Instructions for the task: Retype all material exactly. Pictures stay out of the copy.

══════════

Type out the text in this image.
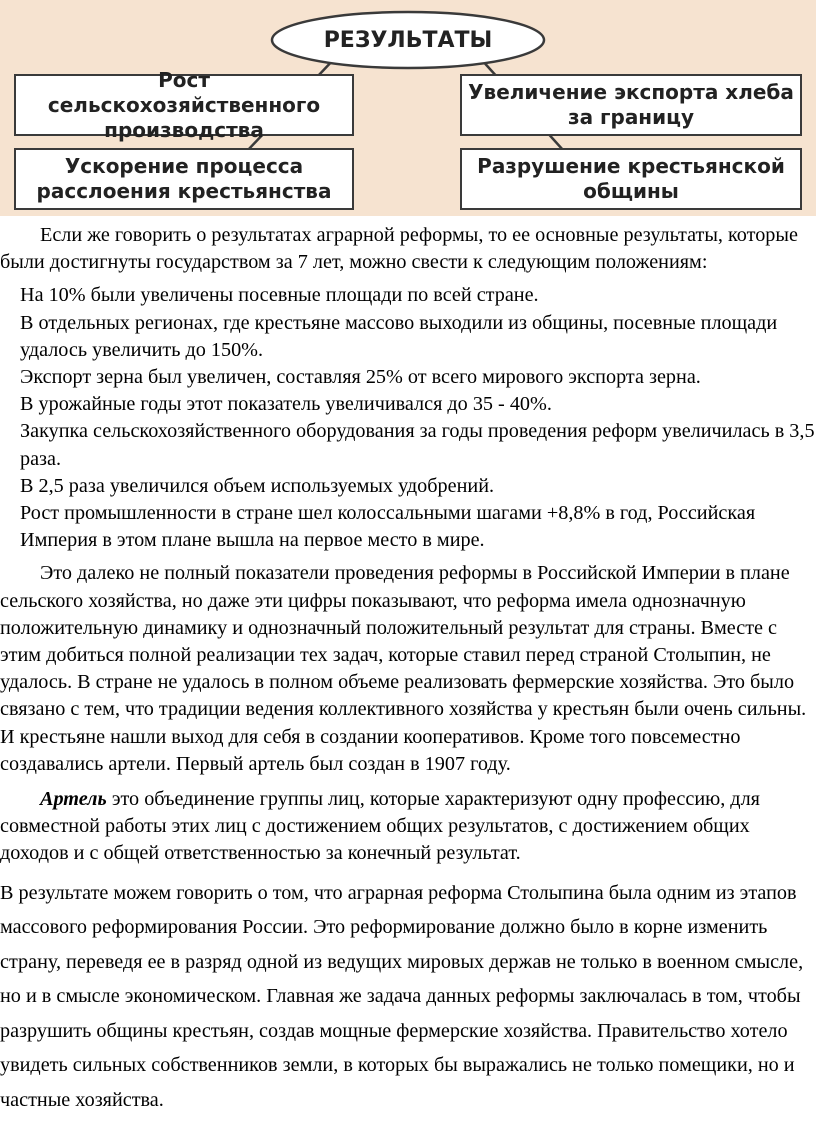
РЕЗУЛЬТАТЫ
Рост сельскохозяйственного производства
Увеличение экспорта хлеба за границу
Ускорение процесса расслоения крестьянства
Разрушение крестьянской общины

Если же говорить о результатах аграрной реформы, то ее основные результаты, которые были достигнуты государством за 7 лет, можно свести к следующим положениям:

На 10% были увеличены посевные площади по всей стране.
В отдельных регионах, где крестьяне массово выходили из общины, посевные площади удалось увеличить до 150%.
Экспорт зерна был увеличен, составляя 25% от всего мирового экспорта зерна.
В урожайные годы этот показатель увеличивался до 35 - 40%.
Закупка сельскохозяйственного оборудования за годы проведения реформ увеличилась в 3,5 раза.
В 2,5 раза увеличился объем используемых удобрений.
Рост промышленности в стране шел колоссальными шагами +8,8% в год, Российская Империя в этом плане вышла на первое место в мире.

Это далеко не полный показатели проведения реформы в Российской Империи в плане сельского хозяйства, но даже эти цифры показывают, что реформа имела однозначную положительную динамику и однозначный положительный результат для страны. Вместе с этим добиться полной реализации тех задач, которые ставил перед страной Столыпин, не удалось. В стране не удалось в полном объеме реализовать фермерские хозяйства. Это было связано с тем, что традиции ведения коллективного хозяйства у крестьян были очень сильны. И крестьяне нашли выход для себя в создании кооперативов. Кроме того повсеместно создавались артели. Первый артель был создан в 1907 году.

Артель это объединение группы лиц, которые характеризуют одну профессию, для совместной работы этих лиц с достижением общих результатов, с достижением общих доходов и с общей ответственностью за конечный результат.

В результате можем говорить о том, что аграрная реформа Столыпина была одним из этапов массового реформирования России. Это реформирование должно было в корне изменить страну, переведя ее в разряд одной из ведущих мировых держав не только в военном смысле, но и в смысле экономическом. Главная же задача данных реформы заключалась в том, чтобы разрушить общины крестьян, создав мощные фермерские хозяйства. Правительство хотело увидеть сильных собственников земли, в которых бы выражались не только помещики, но и частные хозяйства.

══════════

The response:
Type out the text in this image.
РЕЗУЛЬТАТЫ
Рост сельскохозяйственного производства
Увеличение экспорта хлеба за границу
Ускорение процесса расслоения крестьянства
Разрушение крестьянской общины

Если же говорить о результатах аграрной реформы, то ее основные результаты, которые были достигнуты государством за 7 лет, можно свести к следующим положениям:

На 10% были увеличены посевные площади по всей стране.
В отдельных регионах, где крестьяне массово выходили из общины, посевные площади удалось увеличить до 150%.
Экспорт зерна был увеличен, составляя 25% от всего мирового экспорта зерна.
В урожайные годы этот показатель увеличивался до 35 - 40%.
Закупка сельскохозяйственного оборудования за годы проведения реформ увеличилась в 3,5 раза.
В 2,5 раза увеличился объем используемых удобрений.
Рост промышленности в стране шел колоссальными шагами +8,8% в год, Российская Империя в этом плане вышла на первое место в мире.

Это далеко не полный показатели проведения реформы в Российской Империи в плане сельского хозяйства, но даже эти цифры показывают, что реформа имела однозначную положительную динамику и однозначный положительный результат для страны. Вместе с этим добиться полной реализации тех задач, которые ставил перед страной Столыпин, не удалось. В стране не удалось в полном объеме реализовать фермерские хозяйства. Это было связано с тем, что традиции ведения коллективного хозяйства у крестьян были очень сильны. И крестьяне нашли выход для себя в создании кооперативов. Кроме того повсеместно создавались артели. Первый артель был создан в 1907 году.

Артель это объединение группы лиц, которые характеризуют одну профессию, для совместной работы этих лиц с достижением общих результатов, с достижением общих доходов и с общей ответственностью за конечный результат.

В результате можем говорить о том, что аграрная реформа Столыпина была одним из этапов массового реформирования России. Это реформирование должно было в корне изменить страну, переведя ее в разряд одной из ведущих мировых держав не только в военном смысле, но и в смысле экономическом. Главная же задача данных реформы заключалась в том, чтобы разрушить общины крестьян, создав мощные фермерские хозяйства. Правительство хотело увидеть сильных собственников земли, в которых бы выражались не только помещики, но и частные хозяйства.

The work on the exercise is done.